Print every entry exactly as written.

#### SUPPLIED ENTRIES

++++++++++

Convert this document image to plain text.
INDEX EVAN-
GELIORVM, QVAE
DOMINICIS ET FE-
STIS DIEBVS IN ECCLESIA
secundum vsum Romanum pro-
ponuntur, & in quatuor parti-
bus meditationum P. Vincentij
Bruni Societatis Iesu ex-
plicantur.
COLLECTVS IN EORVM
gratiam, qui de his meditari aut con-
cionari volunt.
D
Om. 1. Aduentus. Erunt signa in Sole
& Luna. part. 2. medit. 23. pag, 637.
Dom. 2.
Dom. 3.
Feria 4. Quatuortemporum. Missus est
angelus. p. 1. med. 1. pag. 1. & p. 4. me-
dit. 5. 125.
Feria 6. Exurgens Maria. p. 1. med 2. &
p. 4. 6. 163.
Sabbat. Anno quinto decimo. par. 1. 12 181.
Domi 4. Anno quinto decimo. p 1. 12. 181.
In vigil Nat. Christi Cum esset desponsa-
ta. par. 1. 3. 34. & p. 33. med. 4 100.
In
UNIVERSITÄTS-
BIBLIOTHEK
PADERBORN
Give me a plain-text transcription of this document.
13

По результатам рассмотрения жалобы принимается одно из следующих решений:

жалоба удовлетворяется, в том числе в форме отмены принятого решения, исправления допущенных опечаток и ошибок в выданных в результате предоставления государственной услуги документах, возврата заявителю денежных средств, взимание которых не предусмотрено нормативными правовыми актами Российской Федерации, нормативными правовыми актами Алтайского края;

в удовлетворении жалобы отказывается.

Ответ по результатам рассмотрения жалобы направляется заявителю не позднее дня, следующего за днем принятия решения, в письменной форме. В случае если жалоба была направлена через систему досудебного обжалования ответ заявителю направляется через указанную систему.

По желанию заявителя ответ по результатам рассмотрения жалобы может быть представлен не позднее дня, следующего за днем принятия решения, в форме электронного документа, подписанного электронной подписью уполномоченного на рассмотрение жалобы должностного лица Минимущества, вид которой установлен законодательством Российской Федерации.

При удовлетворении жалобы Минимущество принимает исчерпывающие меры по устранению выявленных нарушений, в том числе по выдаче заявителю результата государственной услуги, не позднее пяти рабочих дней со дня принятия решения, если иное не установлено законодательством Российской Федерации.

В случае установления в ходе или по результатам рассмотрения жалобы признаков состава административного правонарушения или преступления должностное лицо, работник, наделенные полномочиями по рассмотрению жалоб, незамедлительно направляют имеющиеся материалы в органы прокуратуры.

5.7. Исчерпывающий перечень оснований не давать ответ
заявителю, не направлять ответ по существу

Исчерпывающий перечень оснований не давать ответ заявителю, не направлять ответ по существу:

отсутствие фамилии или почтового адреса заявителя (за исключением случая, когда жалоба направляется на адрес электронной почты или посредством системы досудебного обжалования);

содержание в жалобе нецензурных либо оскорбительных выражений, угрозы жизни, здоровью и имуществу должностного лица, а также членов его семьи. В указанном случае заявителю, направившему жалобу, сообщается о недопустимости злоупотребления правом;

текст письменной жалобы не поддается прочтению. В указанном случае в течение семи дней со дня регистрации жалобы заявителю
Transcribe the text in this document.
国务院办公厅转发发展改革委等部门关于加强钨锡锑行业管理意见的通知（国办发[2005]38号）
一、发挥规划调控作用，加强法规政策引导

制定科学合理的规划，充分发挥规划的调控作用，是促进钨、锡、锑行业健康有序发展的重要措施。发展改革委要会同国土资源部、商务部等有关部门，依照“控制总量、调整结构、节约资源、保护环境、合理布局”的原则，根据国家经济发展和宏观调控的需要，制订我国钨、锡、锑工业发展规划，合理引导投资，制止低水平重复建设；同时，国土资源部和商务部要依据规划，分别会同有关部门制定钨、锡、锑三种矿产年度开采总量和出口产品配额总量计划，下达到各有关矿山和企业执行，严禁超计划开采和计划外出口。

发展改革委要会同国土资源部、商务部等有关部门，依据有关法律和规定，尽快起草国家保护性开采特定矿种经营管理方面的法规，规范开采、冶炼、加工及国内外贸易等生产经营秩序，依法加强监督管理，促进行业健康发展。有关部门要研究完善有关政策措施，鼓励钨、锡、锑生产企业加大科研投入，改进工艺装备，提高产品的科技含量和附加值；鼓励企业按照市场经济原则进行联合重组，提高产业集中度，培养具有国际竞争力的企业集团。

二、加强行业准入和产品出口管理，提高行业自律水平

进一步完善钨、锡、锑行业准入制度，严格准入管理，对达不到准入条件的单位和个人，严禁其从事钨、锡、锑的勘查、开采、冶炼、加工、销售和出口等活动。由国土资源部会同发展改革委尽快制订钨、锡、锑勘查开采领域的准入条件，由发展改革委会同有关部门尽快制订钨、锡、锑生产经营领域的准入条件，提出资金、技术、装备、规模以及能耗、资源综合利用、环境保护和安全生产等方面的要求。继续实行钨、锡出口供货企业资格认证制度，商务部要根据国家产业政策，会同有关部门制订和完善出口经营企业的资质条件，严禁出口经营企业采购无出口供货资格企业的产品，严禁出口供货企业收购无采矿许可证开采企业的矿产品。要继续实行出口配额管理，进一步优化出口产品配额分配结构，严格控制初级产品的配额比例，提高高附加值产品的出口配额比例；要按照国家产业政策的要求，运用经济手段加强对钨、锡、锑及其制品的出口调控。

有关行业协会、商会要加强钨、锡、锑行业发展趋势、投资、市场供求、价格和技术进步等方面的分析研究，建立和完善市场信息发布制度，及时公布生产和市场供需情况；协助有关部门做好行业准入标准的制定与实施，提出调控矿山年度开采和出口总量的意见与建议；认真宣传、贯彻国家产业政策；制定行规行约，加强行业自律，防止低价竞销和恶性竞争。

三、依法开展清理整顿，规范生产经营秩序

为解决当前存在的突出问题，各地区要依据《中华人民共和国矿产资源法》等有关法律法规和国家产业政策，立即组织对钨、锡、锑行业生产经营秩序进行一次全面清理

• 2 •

++++++++++

#### EXPECTED ANSWER
Convert this document image to plain text.
INDEX EVAN-
GELIORVM, QVAE
DOMINICIS ET FE-
STIS DIEBVS IN ECCLESIA
secundum vsum Romanum pro-
ponuntur, & in quatuor parti-
bus meditationum P. Vincentij
Bruni Societatis Iesu ex-
plicantur.
COLLECTVS IN EORVM
gratiam, qui de his meditari aut con-
cionari volunt.
D
Om. 1. Aduentus. Erunt signa in Sole
& Luna. part. 2. medit. 23. pag, 637.
Dom. 2.
Dom. 3.
Feria 4. Quatuortemporum. Missus est
angelus. p. 1. med. 1. pag. 1. & p. 4. me-
dit. 5. 125.
Feria 6. Exurgens Maria. p. 1. med 2. &
p. 4. 6. 163.
Sabbat. Anno quinto decimo. par. 1. 12 181.
Domi 4. Anno quinto decimo. p 1. 12. 181.
In vigil Nat. Christi Cum esset desponsa-
ta. par. 1. 3. 34. & p. 33. med. 4 100.
In
UNIVERSITÄTS-
BIBLIOTHEK
PADERBORN
Give me a plain-text transcription of this document.
13

По результатам рассмотрения жалобы принимается одно из следующих решений:

жалоба удовлетворяется, в том числе в форме отмены принятого решения, исправления допущенных опечаток и ошибок в выданных в результате предоставления государственной услуги документах, возврата заявителю денежных средств, взимание которых не предусмотрено нормативными правовыми актами Российской Федерации, нормативными правовыми актами Алтайского края;

в удовлетворении жалобы отказывается.

Ответ по результатам рассмотрения жалобы направляется заявителю не позднее дня, следующего за днем принятия решения, в письменной форме. В случае если жалоба была направлена через систему досудебного обжалования ответ заявителю направляется через указанную систему.

По желанию заявителя ответ по результатам рассмотрения жалобы может быть представлен не позднее дня, следующего за днем принятия решения, в форме электронного документа, подписанного электронной подписью уполномоченного на рассмотрение жалобы должностного лица Минимущества, вид которой установлен законодательством Российской Федерации.

При удовлетворении жалобы Минимущество принимает исчерпывающие меры по устранению выявленных нарушений, в том числе по выдаче заявителю результата государственной услуги, не позднее пяти рабочих дней со дня принятия решения, если иное не установлено законодательством Российской Федерации.

В случае установления в ходе или по результатам рассмотрения жалобы признаков состава административного правонарушения или преступления должностное лицо, работник, наделенные полномочиями по рассмотрению жалоб, незамедлительно направляют имеющиеся материалы в органы прокуратуры.

5.7. Исчерпывающий перечень оснований не давать ответ
заявителю, не направлять ответ по существу

Исчерпывающий перечень оснований не давать ответ заявителю, не направлять ответ по существу:

отсутствие фамилии или почтового адреса заявителя (за исключением случая, когда жалоба направляется на адрес электронной почты или посредством системы досудебного обжалования);

содержание в жалобе нецензурных либо оскорбительных выражений, угрозы жизни, здоровью и имуществу должностного лица, а также членов его семьи. В указанном случае заявителю, направившему жалобу, сообщается о недопустимости злоупотребления правом;

текст письменной жалобы не поддается прочтению. В указанном случае в течение семи дней со дня регистрации жалобы заявителю
Transcribe the text in this document.
国务院办公厅转发发展改革委等部门关于加强钨锡锑行业管理意见的通知（国办发[2005]38号）
一、发挥规划调控作用，加强法规政策引导

制定科学合理的规划，充分发挥规划的调控作用，是促进钨、锡、锑行业健康有序发展的重要措施。发展改革委要会同国土资源部、商务部等有关部门，依照“控制总量、调整结构、节约资源、保护环境、合理布局”的原则，根据国家经济发展和宏观调控的需要，制订我国钨、锡、锑工业发展规划，合理引导投资，制止低水平重复建设；同时，国土资源部和商务部要依据规划，分别会同有关部门制定钨、锡、锑三种矿产年度开采总量和出口产品配额总量计划，下达到各有关矿山和企业执行，严禁超计划开采和计划外出口。

发展改革委要会同国土资源部、商务部等有关部门，依据有关法律和规定，尽快起草国家保护性开采特定矿种经营管理方面的法规，规范开采、冶炼、加工及国内外贸易等生产经营秩序，依法加强监督管理，促进行业健康发展。有关部门要研究完善有关政策措施，鼓励钨、锡、锑生产企业加大科研投入，改进工艺装备，提高产品的科技含量和附加值；鼓励企业按照市场经济原则进行联合重组，提高产业集中度，培养具有国际竞争力的企业集团。

二、加强行业准入和产品出口管理，提高行业自律水平

进一步完善钨、锡、锑行业准入制度，严格准入管理，对达不到准入条件的单位和个人，严禁其从事钨、锡、锑的勘查、开采、冶炼、加工、销售和出口等活动。由国土资源部会同发展改革委尽快制订钨、锡、锑勘查开采领域的准入条件，由发展改革委会同有关部门尽快制订钨、锡、锑生产经营领域的准入条件，提出资金、技术、装备、规模以及能耗、资源综合利用、环境保护和安全生产等方面的要求。继续实行钨、锡出口供货企业资格认证制度，商务部要根据国家产业政策，会同有关部门制订和完善出口经营企业的资质条件，严禁出口经营企业采购无出口供货资格企业的产品，严禁出口供货企业收购无采矿许可证开采企业的矿产品。要继续实行出口配额管理，进一步优化出口产品配额分配结构，严格控制初级产品的配额比例，提高高附加值产品的出口配额比例；要按照国家产业政策的要求，运用经济手段加强对钨、锡、锑及其制品的出口调控。

有关行业协会、商会要加强钨、锡、锑行业发展趋势、投资、市场供求、价格和技术进步等方面的分析研究，建立和完善市场信息发布制度，及时公布生产和市场供需情况；协助有关部门做好行业准入标准的制定与实施，提出调控矿山年度开采和出口总量的意见与建议；认真宣传、贯彻国家产业政策；制定行规行约，加强行业自律，防止低价竞销和恶性竞争。

三、依法开展清理整顿，规范生产经营秩序

为解决当前存在的突出问题，各地区要依据《中华人民共和国矿产资源法》等有关法律法规和国家产业政策，立即组织对钨、锡、锑行业生产经营秩序进行一次全面清理

• 2 •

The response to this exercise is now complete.